**Input data**

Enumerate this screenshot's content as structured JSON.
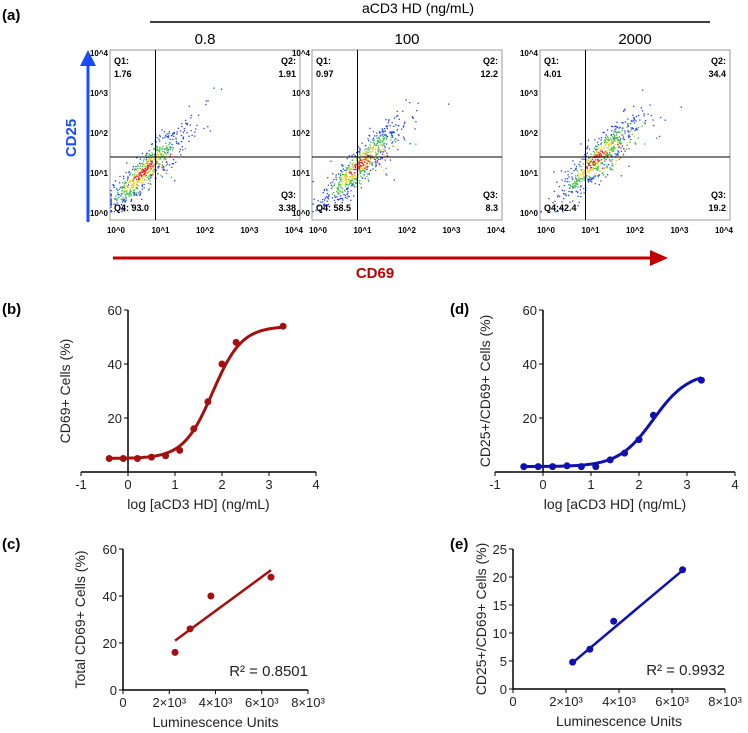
{
  "panel_labels": [
    "(a)",
    "(b)",
    "(c)",
    "(d)",
    "(e)"
  ],
  "chart_data": [
    {
      "id": "a",
      "type": "scatter",
      "subtype": "flow-cytometry-density",
      "header": "aCD3 HD (ng/mL)",
      "xlabel": "CD69",
      "ylabel": "CD25",
      "axis_scale": "log",
      "tick_labels": [
        "10^0",
        "10^1",
        "10^2",
        "10^3",
        "10^4"
      ],
      "arrow_colors": {
        "x": "#c00000",
        "y": "#1a4cff"
      },
      "plots": [
        {
          "title": "0.8",
          "q1_label": "Q1:",
          "q1": "1.76",
          "q2_label": "Q2:",
          "q2": "1.91",
          "q3_label": "Q3:",
          "q3": "3.38",
          "q4_label": "Q4: 93.0",
          "center": [
            0.6,
            1.1
          ],
          "spread": 0.9
        },
        {
          "title": "100",
          "q1_label": "Q1:",
          "q1": "0.97",
          "q2_label": "Q2:",
          "q2": "12.2",
          "q3_label": "Q3:",
          "q3": "8.3",
          "q4_label": "Q4: 58.5",
          "center": [
            0.9,
            1.25
          ],
          "spread": 1.2
        },
        {
          "title": "2000",
          "q1_label": "Q1:",
          "q1": "4.01",
          "q2_label": "Q2:",
          "q2": "34.4",
          "q3_label": "Q3:",
          "q3": "19.2",
          "q4_label": "Q4:42.4",
          "center": [
            1.1,
            1.4
          ],
          "spread": 1.4
        }
      ]
    },
    {
      "id": "b",
      "type": "line",
      "color": "#a50f0f",
      "xlabel": "log [aCD3 HD] (ng/mL)",
      "ylabel": "CD69+ Cells (%)",
      "xlim": [
        -1,
        4
      ],
      "ylim": [
        0,
        60
      ],
      "xticks": [
        "-1",
        "0",
        "1",
        "2",
        "3",
        "4"
      ],
      "yticks": [
        "20",
        "40",
        "60"
      ],
      "x": [
        -0.4,
        -0.1,
        0.2,
        0.5,
        0.8,
        1.1,
        1.4,
        1.7,
        2.0,
        2.3,
        3.3
      ],
      "y": [
        5,
        5,
        5,
        5.5,
        6,
        8,
        16,
        26,
        40,
        48,
        54
      ],
      "fit": {
        "bottom": 5,
        "top": 54,
        "logEC50": 1.8,
        "hill": 1.4
      }
    },
    {
      "id": "c",
      "type": "scatter",
      "color": "#a50f0f",
      "xlabel": "Luminescence Units",
      "ylabel": "Total CD69+ Cells (%)",
      "xlim": [
        0,
        8000
      ],
      "ylim": [
        0,
        60
      ],
      "xticks": [
        "0",
        "2×10³",
        "4×10³",
        "6×10³",
        "8×10³"
      ],
      "yticks": [
        "0",
        "20",
        "40",
        "60"
      ],
      "x": [
        2250,
        2900,
        3800,
        6400
      ],
      "y": [
        16,
        26,
        40,
        48
      ],
      "fit_line": [
        [
          2250,
          21
        ],
        [
          6400,
          51
        ]
      ],
      "annotation": "R² = 0.8501"
    },
    {
      "id": "d",
      "type": "line",
      "color": "#1010b0",
      "xlabel": "log [aCD3 HD] (ng/mL)",
      "ylabel": "CD25+/CD69+ Cells (%)",
      "xlim": [
        -1,
        4
      ],
      "ylim": [
        0,
        60
      ],
      "xticks": [
        "-1",
        "0",
        "1",
        "2",
        "3",
        "4"
      ],
      "yticks": [
        "20",
        "40",
        "60"
      ],
      "x": [
        -0.4,
        -0.1,
        0.2,
        0.5,
        0.8,
        1.1,
        1.4,
        1.7,
        2.0,
        2.3,
        3.3
      ],
      "y": [
        2,
        2,
        2,
        2.3,
        2,
        2,
        4.5,
        7,
        12,
        21,
        34
      ],
      "fit": {
        "bottom": 2,
        "top": 37,
        "logEC50": 2.3,
        "hill": 1.2
      }
    },
    {
      "id": "e",
      "type": "scatter",
      "color": "#1010b0",
      "xlabel": "Luminescence Units",
      "ylabel": "CD25+/CD69+ Cells (%)",
      "xlim": [
        0,
        8000
      ],
      "ylim": [
        0,
        25
      ],
      "xticks": [
        "0",
        "2×10³",
        "4×10³",
        "6×10³",
        "8×10³"
      ],
      "yticks": [
        "0",
        "5",
        "10",
        "15",
        "20",
        "25"
      ],
      "x": [
        2250,
        2900,
        3800,
        6400
      ],
      "y": [
        4.8,
        7.1,
        12.1,
        21.3
      ],
      "fit_line": [
        [
          2250,
          4.7
        ],
        [
          6400,
          21.2
        ]
      ],
      "annotation": "R² = 0.9932"
    }
  ]
}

**About this exercise**
Across the entries above, find each line with the word "Cells" and please copy it out.

**Answer to this problem**
      "ylabel": "CD69+ Cells (%)",
      "ylabel": "Total CD69+ Cells (%)",
      "ylabel": "CD25+/CD69+ Cells (%)",
      "ylabel": "CD25+/CD69+ Cells (%)",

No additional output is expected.